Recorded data

=======

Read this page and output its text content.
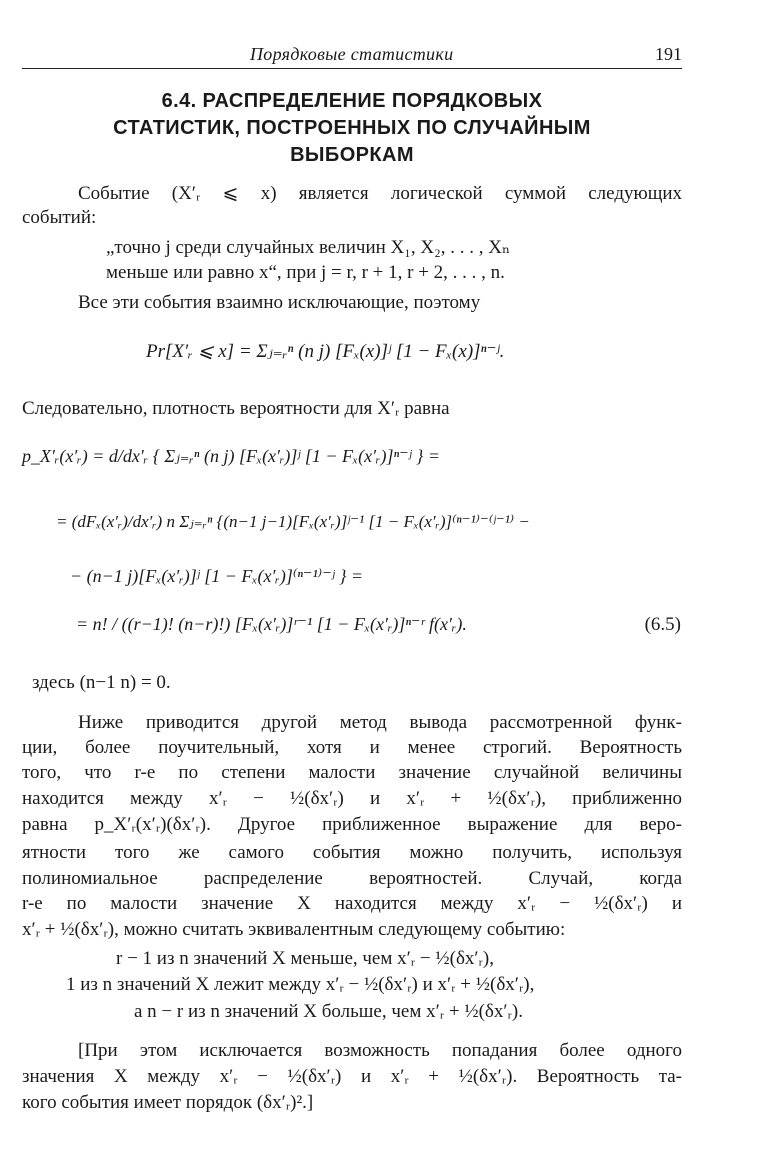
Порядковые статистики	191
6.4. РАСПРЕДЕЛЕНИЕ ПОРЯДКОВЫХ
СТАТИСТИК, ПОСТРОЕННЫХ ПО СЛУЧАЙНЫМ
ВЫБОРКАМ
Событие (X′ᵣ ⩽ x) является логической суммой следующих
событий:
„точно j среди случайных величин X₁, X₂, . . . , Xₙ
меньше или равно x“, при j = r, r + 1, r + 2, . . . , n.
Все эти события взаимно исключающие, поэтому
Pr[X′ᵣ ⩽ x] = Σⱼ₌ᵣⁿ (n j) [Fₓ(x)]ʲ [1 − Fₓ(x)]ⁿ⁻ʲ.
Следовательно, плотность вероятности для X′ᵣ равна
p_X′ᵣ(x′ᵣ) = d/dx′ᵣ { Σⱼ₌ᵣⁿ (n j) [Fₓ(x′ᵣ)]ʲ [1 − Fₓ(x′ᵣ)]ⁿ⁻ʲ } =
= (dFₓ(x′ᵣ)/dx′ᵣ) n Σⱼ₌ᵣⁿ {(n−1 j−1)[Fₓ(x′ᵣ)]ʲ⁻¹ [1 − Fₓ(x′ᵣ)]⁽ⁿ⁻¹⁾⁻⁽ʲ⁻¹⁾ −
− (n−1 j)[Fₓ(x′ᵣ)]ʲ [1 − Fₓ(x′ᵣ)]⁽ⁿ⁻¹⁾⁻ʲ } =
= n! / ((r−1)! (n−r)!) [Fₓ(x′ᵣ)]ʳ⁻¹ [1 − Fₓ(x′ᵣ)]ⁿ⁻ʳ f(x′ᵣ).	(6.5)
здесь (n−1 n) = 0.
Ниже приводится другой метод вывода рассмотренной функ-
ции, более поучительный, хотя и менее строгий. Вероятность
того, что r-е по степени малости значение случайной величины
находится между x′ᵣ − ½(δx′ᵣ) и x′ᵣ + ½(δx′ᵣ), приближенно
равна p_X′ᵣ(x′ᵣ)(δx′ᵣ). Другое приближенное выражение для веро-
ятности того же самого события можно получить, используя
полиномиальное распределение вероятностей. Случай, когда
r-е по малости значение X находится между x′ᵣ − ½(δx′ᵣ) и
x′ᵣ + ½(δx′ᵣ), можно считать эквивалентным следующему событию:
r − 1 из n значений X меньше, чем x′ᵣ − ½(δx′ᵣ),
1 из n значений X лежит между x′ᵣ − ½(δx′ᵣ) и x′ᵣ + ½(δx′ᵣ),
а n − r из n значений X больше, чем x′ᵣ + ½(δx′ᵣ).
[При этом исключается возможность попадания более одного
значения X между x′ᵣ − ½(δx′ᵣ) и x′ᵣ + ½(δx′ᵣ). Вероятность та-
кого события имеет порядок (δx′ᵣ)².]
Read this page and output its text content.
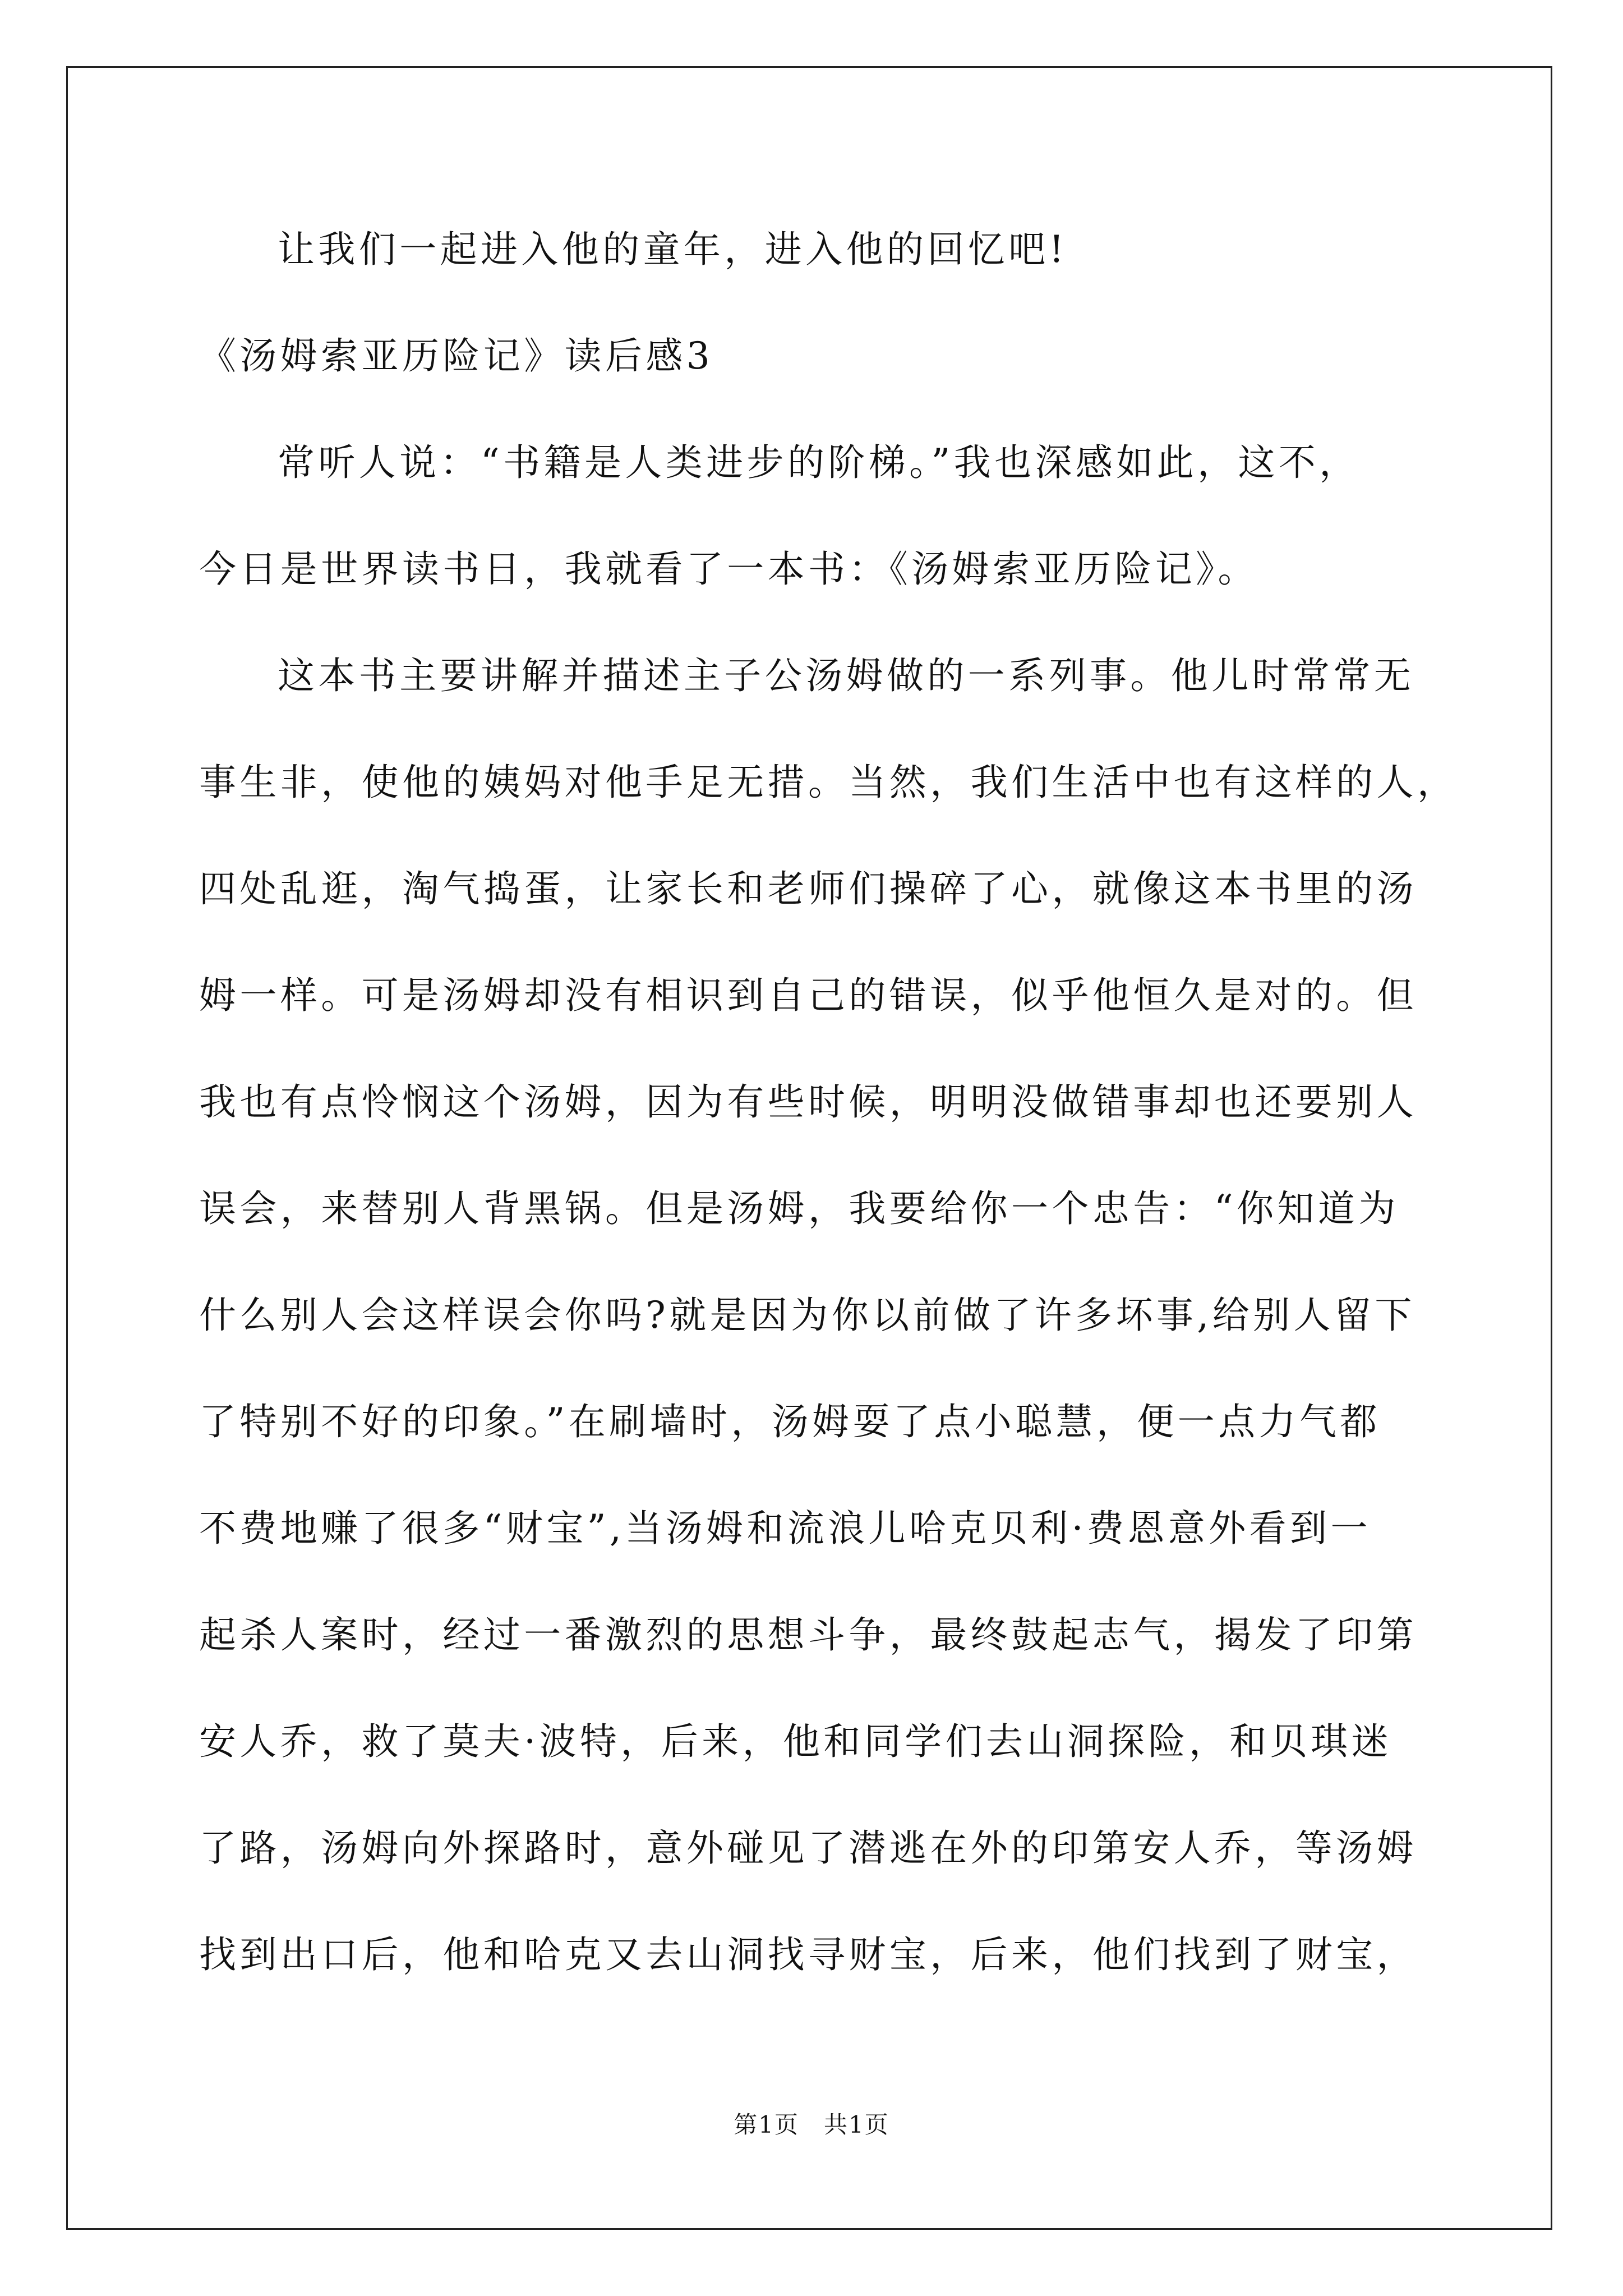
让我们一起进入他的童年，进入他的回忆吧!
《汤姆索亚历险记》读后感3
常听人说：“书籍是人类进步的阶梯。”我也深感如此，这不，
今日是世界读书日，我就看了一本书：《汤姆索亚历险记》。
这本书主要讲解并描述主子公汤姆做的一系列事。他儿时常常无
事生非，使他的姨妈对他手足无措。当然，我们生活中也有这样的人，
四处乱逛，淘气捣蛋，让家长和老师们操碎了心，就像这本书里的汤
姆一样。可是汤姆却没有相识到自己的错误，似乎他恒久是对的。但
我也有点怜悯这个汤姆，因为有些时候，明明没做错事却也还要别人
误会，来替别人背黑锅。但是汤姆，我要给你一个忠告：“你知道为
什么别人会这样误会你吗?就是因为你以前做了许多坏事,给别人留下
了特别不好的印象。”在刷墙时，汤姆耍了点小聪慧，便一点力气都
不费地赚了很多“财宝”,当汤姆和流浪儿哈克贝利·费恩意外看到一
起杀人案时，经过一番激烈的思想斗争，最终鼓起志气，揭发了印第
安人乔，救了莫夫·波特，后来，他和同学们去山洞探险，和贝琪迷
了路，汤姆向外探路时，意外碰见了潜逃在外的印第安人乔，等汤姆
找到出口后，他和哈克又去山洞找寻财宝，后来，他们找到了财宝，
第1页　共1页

=======

◆ Instructions for the task ◆
Images do not belong in the copy; reproduce all other parts of the records above verbatim.

◆ Solution to this problem ◆
Read this page and output its text content.
Порядковые статистики	191
6.4. РАСПРЕДЕЛЕНИЕ ПОРЯДКОВЫХ
СТАТИСТИК, ПОСТРОЕННЫХ ПО СЛУЧАЙНЫМ
ВЫБОРКАМ
Событие (X′ᵣ ⩽ x) является логической суммой следующих
событий:
„точно j среди случайных величин X₁, X₂, . . . , Xₙ
меньше или равно x“, при j = r, r + 1, r + 2, . . . , n.
Все эти события взаимно исключающие, поэтому
Pr[X′ᵣ ⩽ x] = Σⱼ₌ᵣⁿ (n j) [Fₓ(x)]ʲ [1 − Fₓ(x)]ⁿ⁻ʲ.
Следовательно, плотность вероятности для X′ᵣ равна
p_X′ᵣ(x′ᵣ) = d/dx′ᵣ { Σⱼ₌ᵣⁿ (n j) [Fₓ(x′ᵣ)]ʲ [1 − Fₓ(x′ᵣ)]ⁿ⁻ʲ } =
= (dFₓ(x′ᵣ)/dx′ᵣ) n Σⱼ₌ᵣⁿ {(n−1 j−1)[Fₓ(x′ᵣ)]ʲ⁻¹ [1 − Fₓ(x′ᵣ)]⁽ⁿ⁻¹⁾⁻⁽ʲ⁻¹⁾ −
− (n−1 j)[Fₓ(x′ᵣ)]ʲ [1 − Fₓ(x′ᵣ)]⁽ⁿ⁻¹⁾⁻ʲ } =
= n! / ((r−1)! (n−r)!) [Fₓ(x′ᵣ)]ʳ⁻¹ [1 − Fₓ(x′ᵣ)]ⁿ⁻ʳ f(x′ᵣ).	(6.5)
здесь (n−1 n) = 0.
Ниже приводится другой метод вывода рассмотренной функ-
ции, более поучительный, хотя и менее строгий. Вероятность
того, что r-е по степени малости значение случайной величины
находится между x′ᵣ − ½(δx′ᵣ) и x′ᵣ + ½(δx′ᵣ), приближенно
равна p_X′ᵣ(x′ᵣ)(δx′ᵣ). Другое приближенное выражение для веро-
ятности того же самого события можно получить, используя
полиномиальное распределение вероятностей. Случай, когда
r-е по малости значение X находится между x′ᵣ − ½(δx′ᵣ) и
x′ᵣ + ½(δx′ᵣ), можно считать эквивалентным следующему событию:
r − 1 из n значений X меньше, чем x′ᵣ − ½(δx′ᵣ),
1 из n значений X лежит между x′ᵣ − ½(δx′ᵣ) и x′ᵣ + ½(δx′ᵣ),
а n − r из n значений X больше, чем x′ᵣ + ½(δx′ᵣ).
[При этом исключается возможность попадания более одного
значения X между x′ᵣ − ½(δx′ᵣ) и x′ᵣ + ½(δx′ᵣ). Вероятность та-
кого события имеет порядок (δx′ᵣ)².]
Read this page and output its text content.
让我们一起进入他的童年，进入他的回忆吧!
《汤姆索亚历险记》读后感3
常听人说：“书籍是人类进步的阶梯。”我也深感如此，这不，
今日是世界读书日，我就看了一本书：《汤姆索亚历险记》。
这本书主要讲解并描述主子公汤姆做的一系列事。他儿时常常无
事生非，使他的姨妈对他手足无措。当然，我们生活中也有这样的人，
四处乱逛，淘气捣蛋，让家长和老师们操碎了心，就像这本书里的汤
姆一样。可是汤姆却没有相识到自己的错误，似乎他恒久是对的。但
我也有点怜悯这个汤姆，因为有些时候，明明没做错事却也还要别人
误会，来替别人背黑锅。但是汤姆，我要给你一个忠告：“你知道为
什么别人会这样误会你吗?就是因为你以前做了许多坏事,给别人留下
了特别不好的印象。”在刷墙时，汤姆耍了点小聪慧，便一点力气都
不费地赚了很多“财宝”,当汤姆和流浪儿哈克贝利·费恩意外看到一
起杀人案时，经过一番激烈的思想斗争，最终鼓起志气，揭发了印第
安人乔，救了莫夫·波特，后来，他和同学们去山洞探险，和贝琪迷
了路，汤姆向外探路时，意外碰见了潜逃在外的印第安人乔，等汤姆
找到出口后，他和哈克又去山洞找寻财宝，后来，他们找到了财宝，
第1页　共1页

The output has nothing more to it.